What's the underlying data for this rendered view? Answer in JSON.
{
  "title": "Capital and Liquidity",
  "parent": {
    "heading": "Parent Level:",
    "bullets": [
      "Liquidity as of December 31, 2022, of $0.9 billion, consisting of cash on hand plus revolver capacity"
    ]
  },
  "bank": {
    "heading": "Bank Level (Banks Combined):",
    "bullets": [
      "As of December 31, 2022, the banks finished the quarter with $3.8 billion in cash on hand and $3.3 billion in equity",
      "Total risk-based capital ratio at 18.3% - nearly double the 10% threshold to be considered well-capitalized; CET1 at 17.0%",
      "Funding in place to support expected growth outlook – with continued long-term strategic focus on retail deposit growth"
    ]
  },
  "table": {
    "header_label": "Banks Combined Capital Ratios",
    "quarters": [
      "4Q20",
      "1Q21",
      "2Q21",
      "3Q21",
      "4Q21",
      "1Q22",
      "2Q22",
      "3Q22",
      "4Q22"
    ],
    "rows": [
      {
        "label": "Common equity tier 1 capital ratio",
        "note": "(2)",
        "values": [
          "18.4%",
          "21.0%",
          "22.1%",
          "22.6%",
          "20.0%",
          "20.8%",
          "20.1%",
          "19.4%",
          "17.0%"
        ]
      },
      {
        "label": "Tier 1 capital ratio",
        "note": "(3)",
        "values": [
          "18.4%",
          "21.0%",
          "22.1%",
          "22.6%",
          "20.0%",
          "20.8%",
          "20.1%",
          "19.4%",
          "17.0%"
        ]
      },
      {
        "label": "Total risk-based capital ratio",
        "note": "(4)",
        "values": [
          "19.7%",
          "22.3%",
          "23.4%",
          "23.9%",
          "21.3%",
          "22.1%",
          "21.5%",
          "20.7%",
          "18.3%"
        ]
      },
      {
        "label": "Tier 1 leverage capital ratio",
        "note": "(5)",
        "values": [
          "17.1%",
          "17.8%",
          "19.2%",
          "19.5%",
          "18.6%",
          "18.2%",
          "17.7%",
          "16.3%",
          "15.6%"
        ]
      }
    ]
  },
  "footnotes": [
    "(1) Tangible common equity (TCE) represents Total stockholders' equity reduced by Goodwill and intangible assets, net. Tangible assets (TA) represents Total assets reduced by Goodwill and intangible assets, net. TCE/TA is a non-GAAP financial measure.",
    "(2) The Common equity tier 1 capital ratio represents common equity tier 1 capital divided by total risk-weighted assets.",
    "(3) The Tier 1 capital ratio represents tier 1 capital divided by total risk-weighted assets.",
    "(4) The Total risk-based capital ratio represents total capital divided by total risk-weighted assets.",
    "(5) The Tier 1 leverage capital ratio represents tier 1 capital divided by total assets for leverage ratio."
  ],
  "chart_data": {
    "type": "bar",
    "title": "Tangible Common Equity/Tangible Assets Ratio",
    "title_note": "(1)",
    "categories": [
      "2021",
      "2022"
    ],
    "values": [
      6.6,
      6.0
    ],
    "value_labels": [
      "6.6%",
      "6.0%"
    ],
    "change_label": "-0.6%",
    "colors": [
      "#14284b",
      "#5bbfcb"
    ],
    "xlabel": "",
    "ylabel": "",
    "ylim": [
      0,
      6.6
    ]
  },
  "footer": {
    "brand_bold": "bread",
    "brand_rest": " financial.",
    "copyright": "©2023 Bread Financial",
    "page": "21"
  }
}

▶ [Required work] Pick out lines containing the word "billion", each one as written.

▶ [Worked solution]
      "Liquidity as of December 31, 2022, of $0.9 billion, consisting of cash on hand plus revolver capacity"
      "As of December 31, 2022, the banks finished the quarter with $3.8 billion in cash on hand and $3.3 billion in equity",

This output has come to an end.